_学習目標 1:_ 本文抜粋のうち、「年金財政における経済前提に関する専門委員会では、年金部会」から「88_00001.html (配布資料)」までを一字一句変えずに書き写しなさい。
_学習目標 2:_ 本文抜粋の内容を2文でまとめなさい。

_本文抜粋:_
····················

年金財政における経済前提に関する専門委員会では、年金部会への報告に向けて、これまでの議論を確認し、議論が不足していた論点について追加の議論を行いました。資金運用部会では、GPIFの前年度の実績評価について報告がありました。年金部会では、来年の財政検証に向けて、諸外国の年金制度の最新動向などについて、事務局からの説明を元に意見交換が行われました。
 
○社会保障審議会 年金部会 年金財政における経済前提に関する専門委員会
7月12日(第6回)  これまでの主な意見の整理等、その他
 https://www.mhlw.go.jp/stf/shingi2/0000207188_00001.html (配布資料)
 
○社会保障審議会 資金運用部会
7月25日(第8回)  GPIFの平成29年度業務実績評価
 https://www.mhlw.go.jp/stf/shingi2/0000205486_00002.html (配布資料)
 
○社会保障審議会 年金部会
7月30日(第3回) 諸外国の年金制度の動向、年金額の改定ルールとマクロ経済スライド
 https://www.mhlw.go.jp/stf/shingi2/0000212815_00001.html (配布資料)
 

2 ―― ポイント解説:「年金カット」の効果検証に向けて

2 ―― ポイント解説:「年金カット」の効果検証に向けて

経済前提に関する専門委員会では、野党の一部から「年金カット法案」と呼ばれた2016年の制度改正の効果検証に向けて、経済前提をどのように設定すべきかが議論されました。本稿では、「年金カット」と呼ばれた内容を振り返り、今後の検証に向けた課題を考えます。
1|「年金カット」の内容と背景:将来の給付低下を小幅に抑えるために、特例措置を見直し
図表1 現在の年金額改定ルールの概要 2016年の制度改正で野党から「年金カット」と呼ばれたのは、年金額改定の本則の改定率の見直しです。現在は年金財政を健全化している最中なので、年金額の改定率は本則の改定率と財政健全化のための調整率(いわゆるマクロ経済スライド)を組み合わせたものになっています(図表1)。このうち、本則の改定率は、財政健全化中か否かに関わらず常に適用されるものを指します。
現在の本則の改定ルール(図表2)は2004年改正で導入されたものです。2004年改正前は、どの状況でも図表2の(1)~(3)と同様に改定されていましたが*1、2004年改正では賃金上昇率が物価上昇率を下回る場合((4)~(6))には受給者に配慮して、特例を適用することになりました。

····················

_提供資料:_
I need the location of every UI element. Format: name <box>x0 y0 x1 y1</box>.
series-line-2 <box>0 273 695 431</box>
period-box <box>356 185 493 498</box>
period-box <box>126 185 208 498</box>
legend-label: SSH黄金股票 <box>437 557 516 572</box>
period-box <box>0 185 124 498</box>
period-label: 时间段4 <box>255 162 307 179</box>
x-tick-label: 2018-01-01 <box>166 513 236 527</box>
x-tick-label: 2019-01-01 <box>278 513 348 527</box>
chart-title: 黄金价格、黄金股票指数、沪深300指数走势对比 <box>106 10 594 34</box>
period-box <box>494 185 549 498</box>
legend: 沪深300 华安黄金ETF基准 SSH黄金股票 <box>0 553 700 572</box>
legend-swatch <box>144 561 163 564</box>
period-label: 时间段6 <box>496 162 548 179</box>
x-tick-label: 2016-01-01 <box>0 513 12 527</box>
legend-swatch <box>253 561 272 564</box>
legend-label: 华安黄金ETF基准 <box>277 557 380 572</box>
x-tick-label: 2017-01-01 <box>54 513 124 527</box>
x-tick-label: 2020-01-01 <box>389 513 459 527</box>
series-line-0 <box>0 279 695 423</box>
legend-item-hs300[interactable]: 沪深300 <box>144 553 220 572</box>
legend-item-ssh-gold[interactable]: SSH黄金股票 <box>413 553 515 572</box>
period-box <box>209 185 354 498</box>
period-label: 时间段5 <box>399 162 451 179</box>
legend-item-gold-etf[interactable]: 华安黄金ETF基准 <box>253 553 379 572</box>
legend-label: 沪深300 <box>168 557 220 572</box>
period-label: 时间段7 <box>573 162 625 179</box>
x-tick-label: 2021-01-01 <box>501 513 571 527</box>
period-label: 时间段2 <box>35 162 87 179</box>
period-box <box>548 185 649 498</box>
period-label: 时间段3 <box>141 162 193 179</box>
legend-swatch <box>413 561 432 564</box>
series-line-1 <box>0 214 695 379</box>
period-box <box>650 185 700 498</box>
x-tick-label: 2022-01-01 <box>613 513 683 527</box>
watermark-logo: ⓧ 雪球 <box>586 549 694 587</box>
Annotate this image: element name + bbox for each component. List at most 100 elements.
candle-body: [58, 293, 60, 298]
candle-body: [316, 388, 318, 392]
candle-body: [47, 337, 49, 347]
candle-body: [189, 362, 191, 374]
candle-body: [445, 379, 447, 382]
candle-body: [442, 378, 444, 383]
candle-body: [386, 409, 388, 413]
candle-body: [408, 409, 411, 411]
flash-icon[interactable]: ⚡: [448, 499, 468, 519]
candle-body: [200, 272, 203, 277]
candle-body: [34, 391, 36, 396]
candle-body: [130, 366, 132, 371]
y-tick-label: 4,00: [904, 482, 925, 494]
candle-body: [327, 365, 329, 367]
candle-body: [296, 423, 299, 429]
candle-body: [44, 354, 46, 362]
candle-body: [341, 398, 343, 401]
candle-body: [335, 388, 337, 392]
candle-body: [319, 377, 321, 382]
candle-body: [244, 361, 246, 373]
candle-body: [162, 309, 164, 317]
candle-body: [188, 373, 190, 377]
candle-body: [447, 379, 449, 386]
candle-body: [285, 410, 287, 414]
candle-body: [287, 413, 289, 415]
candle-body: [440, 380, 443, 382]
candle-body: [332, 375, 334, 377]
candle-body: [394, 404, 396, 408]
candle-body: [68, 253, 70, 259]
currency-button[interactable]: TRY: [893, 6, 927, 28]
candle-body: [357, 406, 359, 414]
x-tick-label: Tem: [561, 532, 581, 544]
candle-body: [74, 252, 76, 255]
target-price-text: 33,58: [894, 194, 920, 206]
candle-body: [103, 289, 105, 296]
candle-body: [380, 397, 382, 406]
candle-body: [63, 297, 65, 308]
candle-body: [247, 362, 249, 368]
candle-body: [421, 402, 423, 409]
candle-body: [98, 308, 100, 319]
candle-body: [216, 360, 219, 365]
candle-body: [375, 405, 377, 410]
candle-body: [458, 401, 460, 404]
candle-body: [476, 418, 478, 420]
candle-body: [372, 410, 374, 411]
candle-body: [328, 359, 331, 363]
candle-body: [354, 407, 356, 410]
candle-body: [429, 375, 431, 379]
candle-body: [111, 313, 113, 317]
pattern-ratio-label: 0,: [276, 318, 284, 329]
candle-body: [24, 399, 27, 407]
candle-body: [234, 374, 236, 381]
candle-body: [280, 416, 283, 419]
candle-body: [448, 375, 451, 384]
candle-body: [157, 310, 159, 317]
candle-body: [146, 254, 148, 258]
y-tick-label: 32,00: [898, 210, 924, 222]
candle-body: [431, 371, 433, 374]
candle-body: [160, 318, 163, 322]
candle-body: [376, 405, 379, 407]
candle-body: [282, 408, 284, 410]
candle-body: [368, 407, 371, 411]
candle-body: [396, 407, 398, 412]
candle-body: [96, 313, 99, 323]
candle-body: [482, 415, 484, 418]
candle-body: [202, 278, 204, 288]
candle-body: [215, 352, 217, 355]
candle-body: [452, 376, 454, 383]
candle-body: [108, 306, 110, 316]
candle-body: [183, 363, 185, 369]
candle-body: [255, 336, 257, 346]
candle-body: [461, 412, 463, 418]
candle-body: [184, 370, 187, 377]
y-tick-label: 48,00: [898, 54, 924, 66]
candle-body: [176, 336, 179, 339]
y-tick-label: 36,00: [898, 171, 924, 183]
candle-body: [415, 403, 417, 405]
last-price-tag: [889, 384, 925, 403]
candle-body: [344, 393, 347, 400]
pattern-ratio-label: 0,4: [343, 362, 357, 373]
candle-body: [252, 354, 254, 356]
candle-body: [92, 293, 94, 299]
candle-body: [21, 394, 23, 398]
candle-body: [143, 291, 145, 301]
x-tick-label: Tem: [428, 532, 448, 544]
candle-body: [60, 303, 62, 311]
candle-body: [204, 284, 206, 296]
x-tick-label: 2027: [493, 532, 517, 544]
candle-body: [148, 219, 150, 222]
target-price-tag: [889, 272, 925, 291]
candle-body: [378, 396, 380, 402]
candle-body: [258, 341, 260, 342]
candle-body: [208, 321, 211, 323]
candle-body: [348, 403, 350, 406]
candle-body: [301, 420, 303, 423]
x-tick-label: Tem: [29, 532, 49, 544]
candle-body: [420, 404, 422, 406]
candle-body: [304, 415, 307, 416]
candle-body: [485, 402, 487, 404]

····················

_完全解答 1:_
年金財政における経済前提に関する専門委員会では、年金部会への報告に向けて、これまでの議論を確認し、議論が不足していた論点について追加の議論を行いました。資金運用部会では、GPIFの前年度の実績評価について報告がありました。年金部会では、来年の財政検証に向けて、諸外国の年金制度の最新動向などについて、事務局からの説明を元に意見交換が行われました。
 
○社会保障審議会 年金部会 年金財政における経済前提に関する専門委員会
7月12日(第6回)  これまでの主な意見の整理等、その他
 https://www.mhlw.go.jp/stf/shingi2/0000207188_00001.html (配布資料)

_完全解答 2:_ 7月には、経済前提に関する専門委員会がこれまでの議論を確認して不足していた論点を追加で議論し、資金運用部会ではGPIFの前年度の実績評価が報告され、年金部会では諸外国の年金制度の最新動向などについて意見交換が行われた。2016年の制度改正で野党から「年金カット」と呼ばれたのは年金額改定の本則の改定率の見直しであり、この本則の改定ルールは2004年改正で導入され、賃金上昇率が物価上昇率を下回る場合には特例を適用することになった。